TASK -
Please print the full listing exactly.

··········

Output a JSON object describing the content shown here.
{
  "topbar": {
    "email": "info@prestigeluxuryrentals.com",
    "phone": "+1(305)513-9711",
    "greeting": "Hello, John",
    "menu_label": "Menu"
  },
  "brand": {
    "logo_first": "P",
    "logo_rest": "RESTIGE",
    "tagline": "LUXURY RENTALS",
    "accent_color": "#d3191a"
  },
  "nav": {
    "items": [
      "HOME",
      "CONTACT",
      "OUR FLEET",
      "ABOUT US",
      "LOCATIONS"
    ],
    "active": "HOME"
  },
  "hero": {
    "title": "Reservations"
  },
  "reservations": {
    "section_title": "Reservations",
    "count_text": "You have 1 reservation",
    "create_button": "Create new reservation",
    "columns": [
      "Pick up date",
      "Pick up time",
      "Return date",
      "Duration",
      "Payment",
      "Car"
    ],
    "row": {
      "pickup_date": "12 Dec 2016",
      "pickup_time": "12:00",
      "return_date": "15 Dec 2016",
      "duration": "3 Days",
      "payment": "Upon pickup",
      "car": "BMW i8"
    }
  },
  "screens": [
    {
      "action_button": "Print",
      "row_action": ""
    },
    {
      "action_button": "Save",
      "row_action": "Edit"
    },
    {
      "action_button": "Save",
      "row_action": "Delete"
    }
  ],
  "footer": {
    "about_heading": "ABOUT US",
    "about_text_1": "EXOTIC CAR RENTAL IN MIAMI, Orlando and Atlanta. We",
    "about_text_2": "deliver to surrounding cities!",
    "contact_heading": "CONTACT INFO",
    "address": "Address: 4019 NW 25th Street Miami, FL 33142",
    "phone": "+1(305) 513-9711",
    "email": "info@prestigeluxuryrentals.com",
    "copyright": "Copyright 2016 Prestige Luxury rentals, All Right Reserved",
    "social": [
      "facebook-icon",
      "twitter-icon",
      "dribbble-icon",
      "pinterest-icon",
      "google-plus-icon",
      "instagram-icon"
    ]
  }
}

··········

EXERCISE RESULT -
Output a JSON object describing the content shown here.
{
  "topbar": {
    "email": "info@prestigeluxuryrentals.com",
    "phone": "+1(305)513-9711",
    "greeting": "Hello, John",
    "menu_label": "Menu"
  },
  "brand": {
    "logo_first": "P",
    "logo_rest": "RESTIGE",
    "tagline": "LUXURY RENTALS",
    "accent_color": "#d3191a"
  },
  "nav": {
    "items": [
      "HOME",
      "CONTACT",
      "OUR FLEET",
      "ABOUT US",
      "LOCATIONS"
    ],
    "active": "HOME"
  },
  "hero": {
    "title": "Reservations"
  },
  "reservations": {
    "section_title": "Reservations",
    "count_text": "You have 1 reservation",
    "create_button": "Create new reservation",
    "columns": [
      "Pick up date",
      "Pick up time",
      "Return date",
      "Duration",
      "Payment",
      "Car"
    ],
    "row": {
      "pickup_date": "12 Dec 2016",
      "pickup_time": "12:00",
      "return_date": "15 Dec 2016",
      "duration": "3 Days",
      "payment": "Upon pickup",
      "car": "BMW i8"
    }
  },
  "screens": [
    {
      "action_button": "Print",
      "row_action": ""
    },
    {
      "action_button": "Save",
      "row_action": "Edit"
    },
    {
      "action_button": "Save",
      "row_action": "Delete"
    }
  ],
  "footer": {
    "about_heading": "ABOUT US",
    "about_text_1": "EXOTIC CAR RENTAL IN MIAMI, Orlando and Atlanta. We",
    "about_text_2": "deliver to surrounding cities!",
    "contact_heading": "CONTACT INFO",
    "address": "Address: 4019 NW 25th Street Miami, FL 33142",
    "phone": "+1(305) 513-9711",
    "email": "info@prestigeluxuryrentals.com",
    "copyright": "Copyright 2016 Prestige Luxury rentals, All Right Reserved",
    "social": [
      "facebook-icon",
      "twitter-icon",
      "dribbble-icon",
      "pinterest-icon",
      "google-plus-icon",
      "instagram-icon"
    ]
  }
}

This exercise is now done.